Pick every line with "name" from the material below.

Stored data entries
+-------+

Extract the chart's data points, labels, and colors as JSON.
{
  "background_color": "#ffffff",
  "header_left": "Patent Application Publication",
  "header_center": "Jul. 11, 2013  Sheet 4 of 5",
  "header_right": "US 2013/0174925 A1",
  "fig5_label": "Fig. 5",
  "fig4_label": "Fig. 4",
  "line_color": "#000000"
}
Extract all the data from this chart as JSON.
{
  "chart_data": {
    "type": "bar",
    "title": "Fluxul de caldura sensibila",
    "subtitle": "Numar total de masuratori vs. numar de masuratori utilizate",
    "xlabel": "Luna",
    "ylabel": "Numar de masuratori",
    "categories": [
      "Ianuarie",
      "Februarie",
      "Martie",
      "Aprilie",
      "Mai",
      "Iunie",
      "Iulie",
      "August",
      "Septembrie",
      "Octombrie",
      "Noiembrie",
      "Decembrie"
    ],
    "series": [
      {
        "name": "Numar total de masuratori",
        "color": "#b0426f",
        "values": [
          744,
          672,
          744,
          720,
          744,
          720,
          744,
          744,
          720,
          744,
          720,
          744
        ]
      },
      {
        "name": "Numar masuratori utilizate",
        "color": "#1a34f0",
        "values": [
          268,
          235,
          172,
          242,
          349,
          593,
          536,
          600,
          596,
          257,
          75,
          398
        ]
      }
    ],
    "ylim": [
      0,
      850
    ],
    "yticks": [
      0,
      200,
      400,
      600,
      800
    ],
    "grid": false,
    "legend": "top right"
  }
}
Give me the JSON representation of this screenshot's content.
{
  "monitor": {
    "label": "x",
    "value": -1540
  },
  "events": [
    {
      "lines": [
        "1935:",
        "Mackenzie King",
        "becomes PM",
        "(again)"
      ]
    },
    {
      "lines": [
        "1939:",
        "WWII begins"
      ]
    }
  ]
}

+-------+

Task output
        "name": "Numar total de masuratori",
        "name": "Numar masuratori utilizate",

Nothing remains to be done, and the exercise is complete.